*EXERCISE DIRECTIONS:* Find every line below that contains the word "this" and copy it out.

*ITEMS:*

______

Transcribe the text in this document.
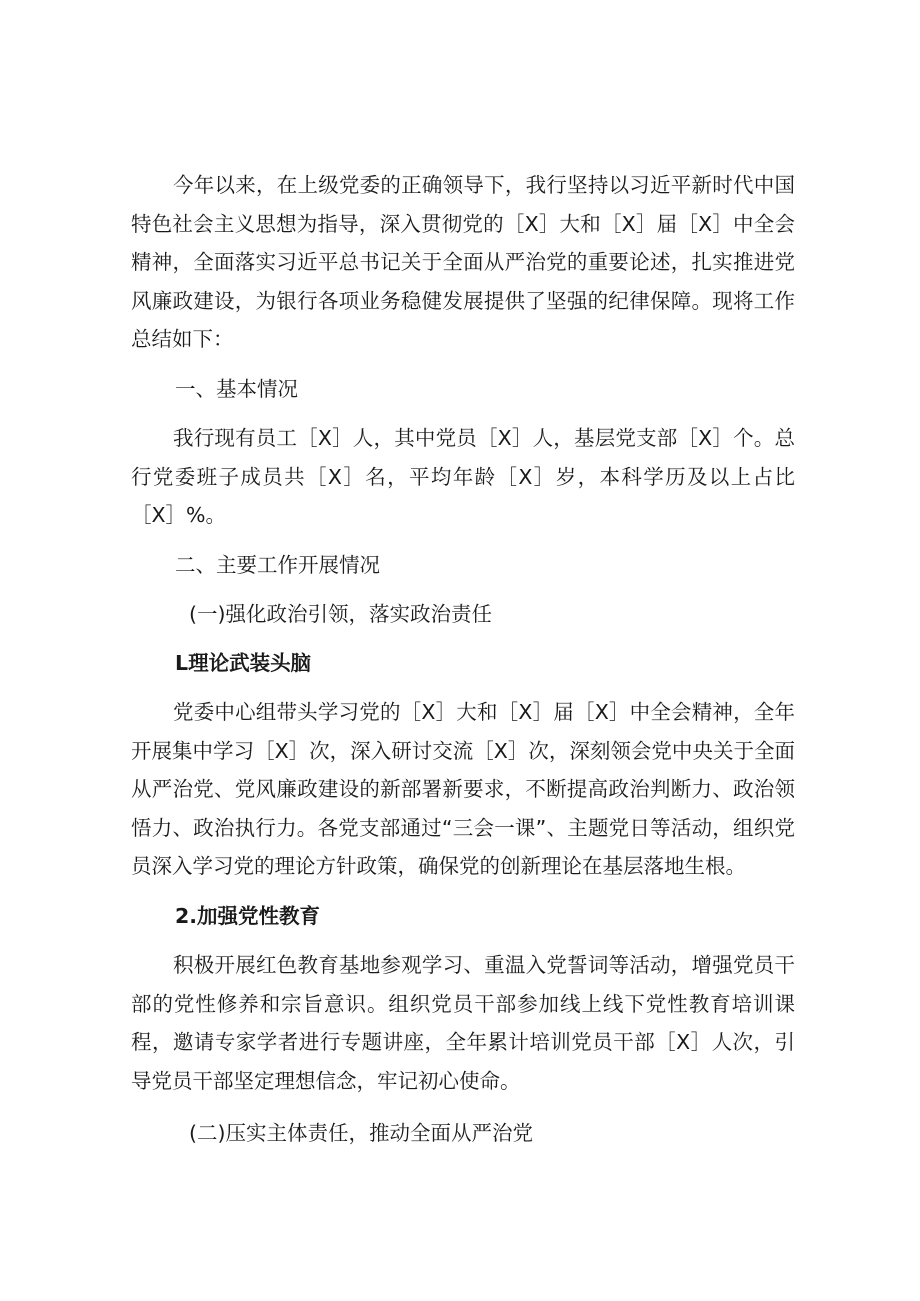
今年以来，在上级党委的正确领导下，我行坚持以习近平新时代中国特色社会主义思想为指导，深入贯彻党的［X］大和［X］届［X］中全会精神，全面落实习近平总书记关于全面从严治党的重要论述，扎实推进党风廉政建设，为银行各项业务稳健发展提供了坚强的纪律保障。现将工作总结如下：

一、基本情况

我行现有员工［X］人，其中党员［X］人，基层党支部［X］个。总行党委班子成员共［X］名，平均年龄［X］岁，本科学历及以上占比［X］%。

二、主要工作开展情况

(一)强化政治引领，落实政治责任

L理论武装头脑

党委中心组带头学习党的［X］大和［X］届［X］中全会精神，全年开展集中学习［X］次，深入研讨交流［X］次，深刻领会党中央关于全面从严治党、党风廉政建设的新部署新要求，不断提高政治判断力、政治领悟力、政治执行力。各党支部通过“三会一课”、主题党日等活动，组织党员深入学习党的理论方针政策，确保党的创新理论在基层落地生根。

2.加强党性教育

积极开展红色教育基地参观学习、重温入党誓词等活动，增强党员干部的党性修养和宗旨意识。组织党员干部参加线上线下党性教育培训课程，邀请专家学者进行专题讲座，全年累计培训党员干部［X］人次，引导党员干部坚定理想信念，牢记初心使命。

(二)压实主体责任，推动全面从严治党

______

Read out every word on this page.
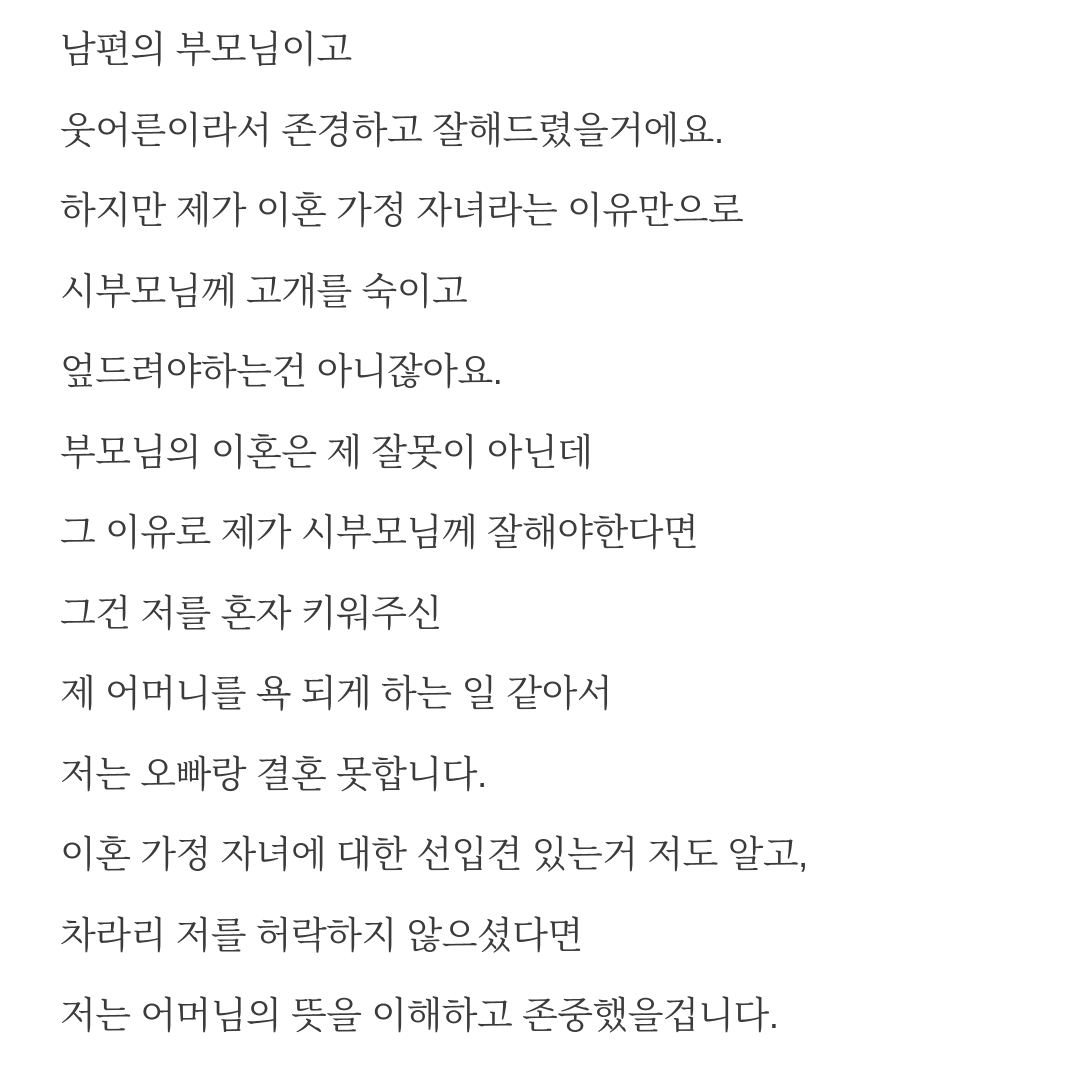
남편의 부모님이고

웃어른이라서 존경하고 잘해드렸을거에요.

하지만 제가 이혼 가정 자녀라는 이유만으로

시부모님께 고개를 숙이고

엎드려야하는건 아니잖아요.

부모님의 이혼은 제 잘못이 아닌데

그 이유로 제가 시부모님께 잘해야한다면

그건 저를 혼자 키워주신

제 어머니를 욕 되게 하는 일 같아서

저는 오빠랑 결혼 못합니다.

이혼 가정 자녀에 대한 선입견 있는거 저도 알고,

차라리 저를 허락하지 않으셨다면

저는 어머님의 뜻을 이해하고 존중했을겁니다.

______

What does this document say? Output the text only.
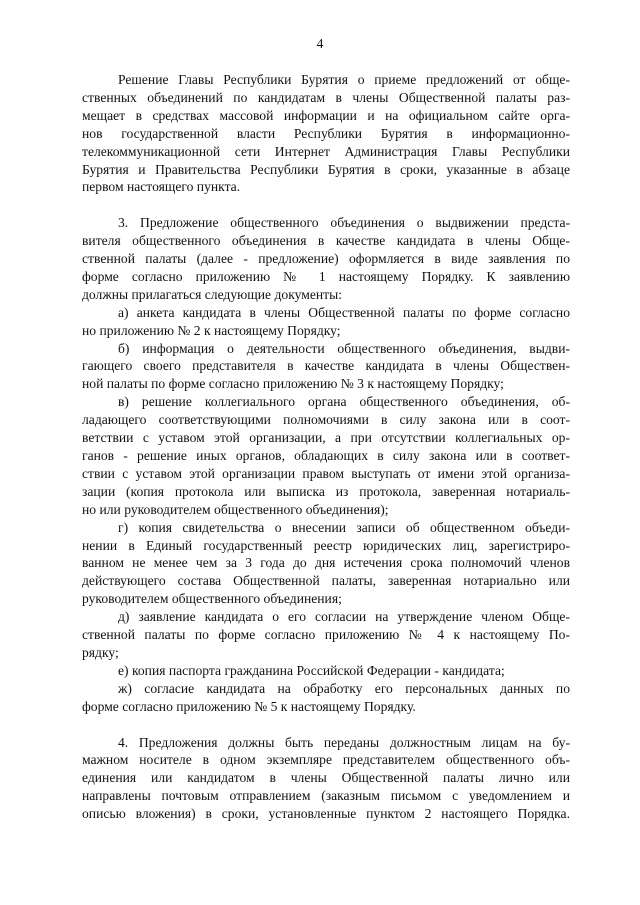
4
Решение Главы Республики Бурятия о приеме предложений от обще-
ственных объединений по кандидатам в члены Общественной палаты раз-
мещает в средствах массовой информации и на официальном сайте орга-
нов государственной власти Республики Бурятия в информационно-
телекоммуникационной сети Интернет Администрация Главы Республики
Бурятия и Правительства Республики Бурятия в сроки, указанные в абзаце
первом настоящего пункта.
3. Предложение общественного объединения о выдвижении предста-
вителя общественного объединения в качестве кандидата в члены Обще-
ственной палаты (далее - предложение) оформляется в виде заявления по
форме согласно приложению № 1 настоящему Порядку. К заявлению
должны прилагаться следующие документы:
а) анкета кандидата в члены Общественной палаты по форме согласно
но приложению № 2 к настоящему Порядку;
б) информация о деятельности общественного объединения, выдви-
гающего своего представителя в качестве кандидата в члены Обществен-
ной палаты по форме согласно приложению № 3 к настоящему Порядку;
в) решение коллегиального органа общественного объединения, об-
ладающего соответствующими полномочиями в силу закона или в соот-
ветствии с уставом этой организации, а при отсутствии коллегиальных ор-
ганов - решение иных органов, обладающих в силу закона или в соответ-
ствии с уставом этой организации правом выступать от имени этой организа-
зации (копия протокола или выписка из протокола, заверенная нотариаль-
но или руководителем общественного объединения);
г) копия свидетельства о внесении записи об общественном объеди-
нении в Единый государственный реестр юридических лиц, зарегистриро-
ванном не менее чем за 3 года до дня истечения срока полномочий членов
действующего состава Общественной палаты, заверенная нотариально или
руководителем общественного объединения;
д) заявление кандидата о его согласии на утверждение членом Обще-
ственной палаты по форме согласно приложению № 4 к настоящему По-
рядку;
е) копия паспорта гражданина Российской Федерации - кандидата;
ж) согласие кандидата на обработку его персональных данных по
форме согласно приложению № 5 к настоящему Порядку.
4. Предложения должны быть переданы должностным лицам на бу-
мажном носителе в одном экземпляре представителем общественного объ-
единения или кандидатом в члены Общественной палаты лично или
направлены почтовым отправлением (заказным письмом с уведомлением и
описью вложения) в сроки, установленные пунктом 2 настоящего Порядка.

______

*EXPECTED ANSWER:*
Transcribe the text in this document.
Read out every word on this page.
What does this document say? Output the text only.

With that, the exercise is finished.